§ 引用文:
======

(19)【発行国】日本国特許庁(JP)
(12)【公報種別】特許公報(B2)
(11)【特許番号】
(24)【登録日】2025-01-30
(45)【発行日】2025-02-07
(54)【発明の名称】延焼防止型セルユニットおよびその製造方法ならびにバッテリー
(51)【国際特許分類】
H01M 50/204 20210101AFI20250131BHJP
H01M 10/647 20140101ALI20250131BHJP
H01M 10/658 20140101ALN20250131BHJP
H01M 10/6556 20140101ALN20250131BHJP
H01M 10/6567 20140101ALN20250131BHJP
【FI】
H01M50/204 401F
H01M10/647
H01M10/658
H01M10/6556
H01M10/6567
(21)【出願番号】P 2021140607
(22)【出願日】2021-08-31
【審査請求日】2023-11-14
(73)【特許権者】
【識別番号】000190116
【氏名又は名称】信越ポリマー株式会社
(74)【代理人】
【識別番号】100110973
【氏名又は名称】長谷川 洋
(74)【代理人】
【識別番号】110002697
【氏名又は名称】めぶき弁理士法人
(72)【発明者】
【氏名】傳刀 賢二
【審査官】山田 倍司
(56)【参考文献】
【文献】米国特許出願公開第2016/0308186(US,A1)
【文献】特開2015-196332(JP,A)
【文献】国際公開第2021/166346(WO,A1)
【文献】特開2018-206604(JP,A)
【文献】特開2006-008942(JP,A)
【文献】米国特許出願公開第2021/0184307(US,A1)
(58)【調査した分野】(Int.Cl.,DB名)
H01M 10/52-10/667
50/20-50/298
(57)【特許請求の範囲】
【請求項1】
バッテリーセルと、
前記バッテリーセルの並べる方向に位置する側面に貼付される延焼防止シートと、
を備え、
前記延焼防止シートは、多孔性のスポンジシートであって、
前記多孔性のスポンジシートは、そのシートの内部に、空気を含む複数の孔を備え、
前
記孔は、細長の形状であって、かつ前記延焼防止シートの面に沿って前記孔の長さ方向を向けて
配向していることを特徴とする延焼防止型セルユニット。

======

(コレクションから保存された項目)
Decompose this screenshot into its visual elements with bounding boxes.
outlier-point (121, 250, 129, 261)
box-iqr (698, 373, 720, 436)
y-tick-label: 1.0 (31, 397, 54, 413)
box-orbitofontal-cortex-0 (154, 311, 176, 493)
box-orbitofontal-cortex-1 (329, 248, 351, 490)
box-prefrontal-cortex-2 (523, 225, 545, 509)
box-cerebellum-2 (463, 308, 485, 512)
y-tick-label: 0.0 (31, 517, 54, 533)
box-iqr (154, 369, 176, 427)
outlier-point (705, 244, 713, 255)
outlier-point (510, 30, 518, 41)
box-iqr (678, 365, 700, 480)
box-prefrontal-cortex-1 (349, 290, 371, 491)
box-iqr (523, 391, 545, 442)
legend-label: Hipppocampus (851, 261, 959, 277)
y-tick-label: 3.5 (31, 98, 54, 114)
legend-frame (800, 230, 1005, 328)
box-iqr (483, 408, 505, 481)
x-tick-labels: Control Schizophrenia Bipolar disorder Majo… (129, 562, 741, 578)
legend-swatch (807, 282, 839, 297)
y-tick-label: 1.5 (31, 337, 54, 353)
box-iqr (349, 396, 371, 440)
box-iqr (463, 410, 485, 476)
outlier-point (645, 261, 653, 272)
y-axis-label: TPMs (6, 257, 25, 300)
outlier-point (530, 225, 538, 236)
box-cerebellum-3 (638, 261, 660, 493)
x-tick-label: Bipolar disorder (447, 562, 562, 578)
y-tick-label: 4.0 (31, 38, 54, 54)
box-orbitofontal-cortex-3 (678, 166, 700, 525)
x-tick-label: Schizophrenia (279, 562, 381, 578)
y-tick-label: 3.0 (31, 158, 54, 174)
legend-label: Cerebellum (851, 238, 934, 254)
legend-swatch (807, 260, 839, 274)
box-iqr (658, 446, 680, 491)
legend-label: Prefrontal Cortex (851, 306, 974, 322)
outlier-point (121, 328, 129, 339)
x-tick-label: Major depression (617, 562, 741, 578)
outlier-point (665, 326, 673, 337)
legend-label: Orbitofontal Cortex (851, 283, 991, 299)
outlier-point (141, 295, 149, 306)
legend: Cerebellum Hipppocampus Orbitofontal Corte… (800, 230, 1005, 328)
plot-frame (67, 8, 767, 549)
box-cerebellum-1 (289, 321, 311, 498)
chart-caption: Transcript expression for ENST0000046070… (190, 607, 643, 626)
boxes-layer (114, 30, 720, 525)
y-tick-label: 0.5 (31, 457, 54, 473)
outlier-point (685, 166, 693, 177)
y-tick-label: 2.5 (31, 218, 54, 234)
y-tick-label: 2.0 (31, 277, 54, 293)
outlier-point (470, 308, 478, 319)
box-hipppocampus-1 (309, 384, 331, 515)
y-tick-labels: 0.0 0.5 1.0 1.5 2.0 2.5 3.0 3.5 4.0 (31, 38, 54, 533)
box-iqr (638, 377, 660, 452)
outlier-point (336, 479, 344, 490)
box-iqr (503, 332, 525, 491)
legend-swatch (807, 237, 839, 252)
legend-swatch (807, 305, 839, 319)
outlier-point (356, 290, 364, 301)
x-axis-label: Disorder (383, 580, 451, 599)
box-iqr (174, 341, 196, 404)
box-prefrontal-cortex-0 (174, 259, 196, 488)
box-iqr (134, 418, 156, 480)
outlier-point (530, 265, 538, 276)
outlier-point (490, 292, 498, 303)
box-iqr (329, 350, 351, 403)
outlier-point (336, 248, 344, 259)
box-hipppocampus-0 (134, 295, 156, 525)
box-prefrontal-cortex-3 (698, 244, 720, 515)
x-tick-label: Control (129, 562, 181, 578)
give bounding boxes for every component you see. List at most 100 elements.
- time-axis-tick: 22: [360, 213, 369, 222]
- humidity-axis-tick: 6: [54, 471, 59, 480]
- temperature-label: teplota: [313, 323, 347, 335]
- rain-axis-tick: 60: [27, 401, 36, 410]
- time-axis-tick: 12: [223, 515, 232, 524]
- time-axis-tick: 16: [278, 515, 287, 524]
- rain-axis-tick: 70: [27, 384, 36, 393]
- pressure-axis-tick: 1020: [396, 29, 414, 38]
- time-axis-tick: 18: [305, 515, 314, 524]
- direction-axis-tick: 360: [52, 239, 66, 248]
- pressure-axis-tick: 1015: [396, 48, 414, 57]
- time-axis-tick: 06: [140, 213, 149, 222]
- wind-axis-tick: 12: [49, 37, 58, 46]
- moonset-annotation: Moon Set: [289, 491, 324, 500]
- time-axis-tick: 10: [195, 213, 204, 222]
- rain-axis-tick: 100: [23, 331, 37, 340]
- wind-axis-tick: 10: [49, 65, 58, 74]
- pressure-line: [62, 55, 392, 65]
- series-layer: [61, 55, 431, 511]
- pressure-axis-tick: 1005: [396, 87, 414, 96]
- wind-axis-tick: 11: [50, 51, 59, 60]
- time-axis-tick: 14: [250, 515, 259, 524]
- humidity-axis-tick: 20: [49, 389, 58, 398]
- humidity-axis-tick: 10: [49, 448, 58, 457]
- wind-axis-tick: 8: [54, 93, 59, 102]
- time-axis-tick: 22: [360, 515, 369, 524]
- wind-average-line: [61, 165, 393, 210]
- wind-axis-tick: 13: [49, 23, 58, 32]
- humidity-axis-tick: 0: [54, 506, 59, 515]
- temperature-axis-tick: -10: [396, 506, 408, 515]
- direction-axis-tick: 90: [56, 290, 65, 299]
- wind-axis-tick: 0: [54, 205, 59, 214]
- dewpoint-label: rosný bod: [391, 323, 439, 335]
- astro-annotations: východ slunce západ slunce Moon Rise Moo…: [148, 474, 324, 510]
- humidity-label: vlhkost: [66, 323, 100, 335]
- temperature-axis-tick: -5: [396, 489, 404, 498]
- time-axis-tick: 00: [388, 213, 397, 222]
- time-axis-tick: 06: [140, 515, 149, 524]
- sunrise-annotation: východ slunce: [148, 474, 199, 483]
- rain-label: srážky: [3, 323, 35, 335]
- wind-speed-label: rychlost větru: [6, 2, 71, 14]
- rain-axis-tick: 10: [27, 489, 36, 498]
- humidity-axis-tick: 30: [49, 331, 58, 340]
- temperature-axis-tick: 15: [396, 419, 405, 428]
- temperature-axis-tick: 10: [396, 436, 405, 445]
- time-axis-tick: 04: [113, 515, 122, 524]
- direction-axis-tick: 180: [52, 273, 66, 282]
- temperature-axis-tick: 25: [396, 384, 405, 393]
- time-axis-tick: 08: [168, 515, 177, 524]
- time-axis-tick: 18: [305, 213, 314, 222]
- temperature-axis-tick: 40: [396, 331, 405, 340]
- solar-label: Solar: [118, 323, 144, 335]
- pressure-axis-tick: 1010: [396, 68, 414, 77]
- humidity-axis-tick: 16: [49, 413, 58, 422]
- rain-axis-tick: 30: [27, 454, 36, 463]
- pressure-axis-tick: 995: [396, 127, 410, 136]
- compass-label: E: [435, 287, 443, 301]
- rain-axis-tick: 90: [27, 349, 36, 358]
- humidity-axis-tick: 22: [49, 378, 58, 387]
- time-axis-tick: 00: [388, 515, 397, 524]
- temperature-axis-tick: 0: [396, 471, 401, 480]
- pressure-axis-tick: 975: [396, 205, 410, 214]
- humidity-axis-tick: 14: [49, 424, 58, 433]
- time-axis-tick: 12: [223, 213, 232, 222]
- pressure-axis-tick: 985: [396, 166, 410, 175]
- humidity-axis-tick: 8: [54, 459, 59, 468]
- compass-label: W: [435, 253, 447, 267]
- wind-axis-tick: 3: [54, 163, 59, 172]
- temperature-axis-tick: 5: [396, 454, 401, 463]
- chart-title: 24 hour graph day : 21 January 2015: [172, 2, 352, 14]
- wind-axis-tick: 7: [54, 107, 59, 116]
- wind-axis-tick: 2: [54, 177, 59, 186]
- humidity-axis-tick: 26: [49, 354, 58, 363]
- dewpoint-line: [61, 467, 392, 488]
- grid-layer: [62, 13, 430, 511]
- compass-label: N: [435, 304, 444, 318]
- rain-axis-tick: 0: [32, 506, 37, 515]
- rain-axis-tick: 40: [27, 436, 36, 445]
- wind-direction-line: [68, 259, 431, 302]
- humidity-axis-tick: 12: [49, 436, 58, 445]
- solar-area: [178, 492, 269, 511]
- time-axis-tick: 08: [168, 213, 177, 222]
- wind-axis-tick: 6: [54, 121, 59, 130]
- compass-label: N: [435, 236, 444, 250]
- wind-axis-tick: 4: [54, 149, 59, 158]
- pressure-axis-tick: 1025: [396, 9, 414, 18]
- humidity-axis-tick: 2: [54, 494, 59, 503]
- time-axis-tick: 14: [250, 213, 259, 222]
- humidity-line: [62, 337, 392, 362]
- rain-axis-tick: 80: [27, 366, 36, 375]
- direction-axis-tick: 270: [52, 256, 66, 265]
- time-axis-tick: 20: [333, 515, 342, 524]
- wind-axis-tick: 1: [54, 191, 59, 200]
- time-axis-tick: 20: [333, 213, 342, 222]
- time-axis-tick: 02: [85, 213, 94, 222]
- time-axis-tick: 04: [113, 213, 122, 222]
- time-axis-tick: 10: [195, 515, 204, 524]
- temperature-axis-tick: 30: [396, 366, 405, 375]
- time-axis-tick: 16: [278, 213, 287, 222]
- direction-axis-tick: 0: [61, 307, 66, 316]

======

§ 演習の目的: 延焼防止型セルユニットの特許公報を、示された最後の文の後から書き進めてください。 上の記録は別の情報源から採られたものです。

§ 結果:
【請求項2】
前記延焼防止シートにおいて、前記バッテリーセルへの貼付面の粘着性は、前記貼付面に対して前記延焼防止シートの厚さ方向反対側に位置する外面の粘着性よりも高いことを特徴とする請求項1に記載の延焼防止型セルユニット。
【請求項3】
前記延焼防止シートは、難燃材をさらに含むことを特徴とする請求項1または2に記載の延焼防止型セルユニット。
【請求項4】
前記延焼防止シートはシリコーンゴムを主材としていることを特徴とする請求項1から3のいずれか1項に記載の延焼防止型セルユニット。
【請求項5】
請求項1から4のいずれか1項に記載の延焼防止型セルユニットを製造する方法であって、
硬化後に延焼防止シートとなる硬化性組成物をプレートで挟む挟持工程と、
前記挟持工程後に、前記プレートで挟む挟持方向に孔の長さ方向が向くように発泡させてスポンジ状の硬化体を製造する硬化工程と、
前記硬化体を用いて、前記延焼防止シートの面に沿って前記孔の長さ方向が向く形態のシートに賦形するシート賦形工程と、
前記シート賦形工程後の前記延焼防止シートを前記バッテリーセルの並べる方向に位置する側面に貼付する貼付工程と、
を含むことを特徴とする延焼防止型セルユニットの製造方法。
【請求項6】
請求項1から4のいずれか1項に記載の延焼防止型セルユニットを複数並べて備えることを特徴とするバッテリー。
【発明の詳細な説明】
【技術分野】
【0001】
本発明は、バッテリーセルに延焼防止シートを備える延焼防止型セルユニットおよびその製造方法ならびに当該延焼防止型セルユニットを備えるバッテリーに関する。
【背景技術】
【0002】
現在、世界中で、地球環境への負荷軽減を目的として、従来からのガソリン車あるいはディーゼル車を徐々に電気自動車に転換しようとする動きが活発化している。特に、フランス、オランダ、ドイツをはじめとする欧州諸国の他、中国でも、電気自動車の普及が進行してきている。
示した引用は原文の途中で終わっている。